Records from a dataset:
- - - - - - -
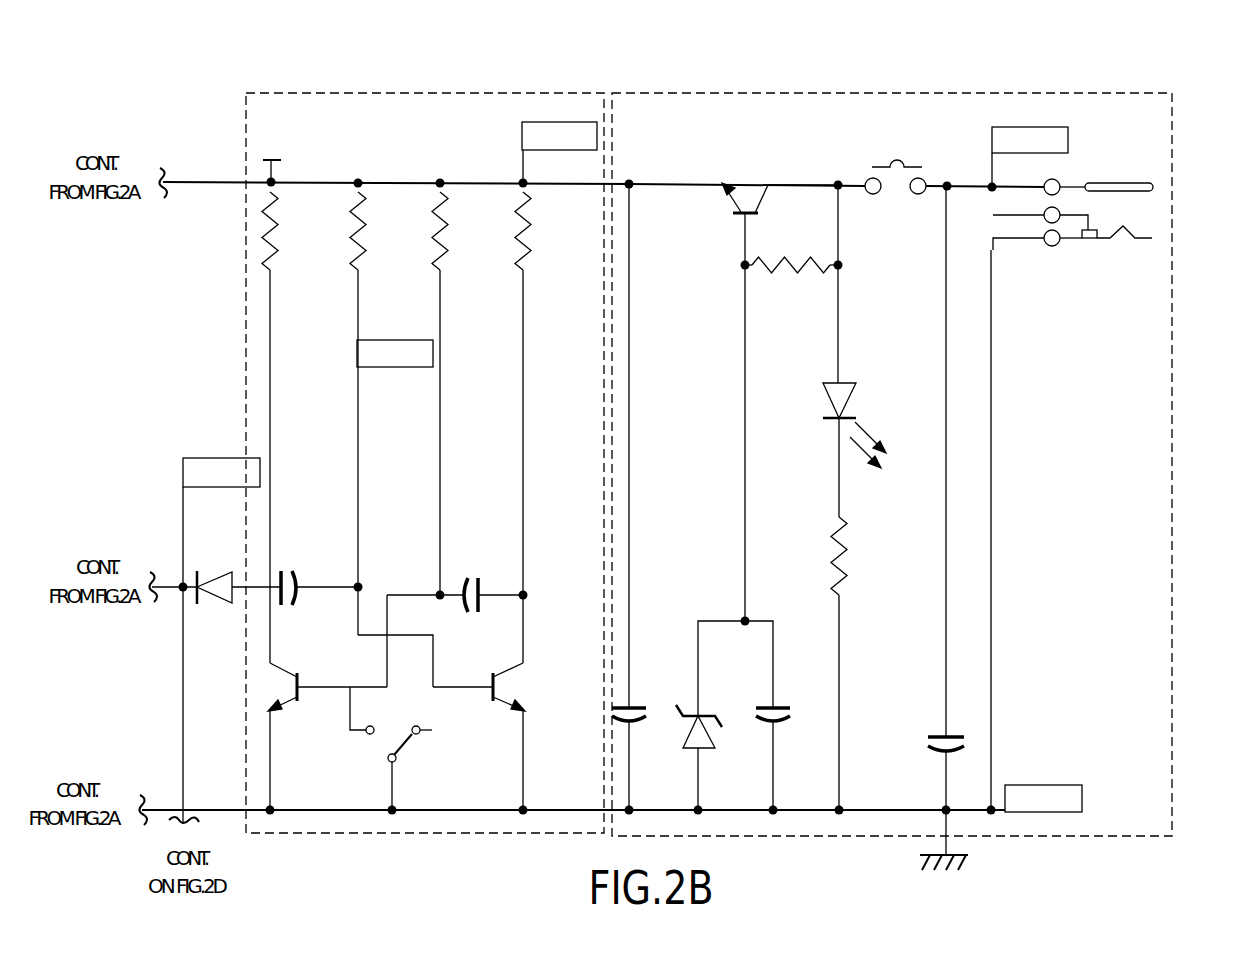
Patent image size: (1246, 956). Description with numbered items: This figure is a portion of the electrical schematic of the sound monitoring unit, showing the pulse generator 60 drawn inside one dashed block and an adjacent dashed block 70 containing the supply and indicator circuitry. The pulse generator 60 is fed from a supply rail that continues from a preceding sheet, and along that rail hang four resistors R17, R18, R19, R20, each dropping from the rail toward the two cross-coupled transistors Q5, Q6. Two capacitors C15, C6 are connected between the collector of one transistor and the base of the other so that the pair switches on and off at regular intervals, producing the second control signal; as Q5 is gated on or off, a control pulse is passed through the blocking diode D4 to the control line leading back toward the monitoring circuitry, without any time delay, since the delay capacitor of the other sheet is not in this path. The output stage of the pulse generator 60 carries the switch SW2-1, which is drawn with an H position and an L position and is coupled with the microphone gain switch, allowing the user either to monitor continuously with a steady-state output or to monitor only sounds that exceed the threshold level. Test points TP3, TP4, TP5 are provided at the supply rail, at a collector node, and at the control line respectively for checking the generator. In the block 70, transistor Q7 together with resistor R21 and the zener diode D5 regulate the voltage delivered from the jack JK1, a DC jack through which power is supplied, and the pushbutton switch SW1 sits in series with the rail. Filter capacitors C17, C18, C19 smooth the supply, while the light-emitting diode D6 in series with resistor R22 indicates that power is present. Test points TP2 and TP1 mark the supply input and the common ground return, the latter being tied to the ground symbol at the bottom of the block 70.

The pulse generator 60 is at (288, 118).
The power and indicator circuit section 70 is at (1157, 153).
The resistor R17 1K R17 is at (290, 231).
The resistor R18 560K R18 is at (381, 231).
The resistor R19 68K R19 is at (459, 231).
The resistor R20 10K R20 is at (541, 231).
The resistor R21 220K R21 is at (791, 238).
The resistor R22 1K2 R22 is at (858, 556).
The capacitor C6 10uF C6 is at (468, 565).
The capacitor C15 10uF C15 is at (304, 561).
The capacitor C17 100uF C17 is at (645, 683).
The capacitor C18 10uF C18 is at (787, 746).
The capacitor C19 220uF C19 is at (932, 711).
The blocking diode D4 is at (215, 617).
The zener diode D5 602 D5 is at (704, 696).
The LED D6 is at (863, 418).
The transistor Q5 is at (294, 718).
The transistor Q6 9013 Q6 is at (528, 684).
The transistor Q7 9013 Q7 is at (780, 172).
The pushbutton switch SW1 is at (893, 148).
The switch SW2-1 is at (399, 749).
The DC jack JK1 is at (1073, 213).
The test point TP1 is at (1043, 798).
The test point TP2 is at (1030, 157).
The test point TP3 is at (559, 152).
The test point TP4 is at (395, 353).
The test point TP5 is at (221, 472).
- - - - - - -
Goal: Copy the records from the start through the line holding "The power and", including that line, and leave the pictures out of your copy.

Full answer:
Patent image size: (1246, 956). Description with numbered items: This figure is a portion of the electrical schematic of the sound monitoring unit, showing the pulse generator 60 drawn inside one dashed block and an adjacent dashed block 70 containing the supply and indicator circuitry. The pulse generator 60 is fed from a supply rail that continues from a preceding sheet, and along that rail hang four resistors R17, R18, R19, R20, each dropping from the rail toward the two cross-coupled transistors Q5, Q6. Two capacitors C15, C6 are connected between the collector of one transistor and the base of the other so that the pair switches on and off at regular intervals, producing the second control signal; as Q5 is gated on or off, a control pulse is passed through the blocking diode D4 to the control line leading back toward the monitoring circuitry, without any time delay, since the delay capacitor of the other sheet is not in this path. The output stage of the pulse generator 60 carries the switch SW2-1, which is drawn with an H position and an L position and is coupled with the microphone gain switch, allowing the user either to monitor continuously with a steady-state output or to monitor only sounds that exceed the threshold level. Test points TP3, TP4, TP5 are provided at the supply rail, at a collector node, and at the control line respectively for checking the generator. In the block 70, transistor Q7 together with resistor R21 and the zener diode D5 regulate the voltage delivered from the jack JK1, a DC jack through which power is supplied, and the pushbutton switch SW1 sits in series with the rail. Filter capacitors C17, C18, C19 smooth the supply, while the light-emitting diode D6 in series with resistor R22 indicates that power is present. Test points TP2 and TP1 mark the supply input and the common ground return, the latter being tied to the ground symbol at the bottom of the block 70.

The pulse generator 60 is at (288, 118).
The power and indicator circuit section 70 is at (1157, 153).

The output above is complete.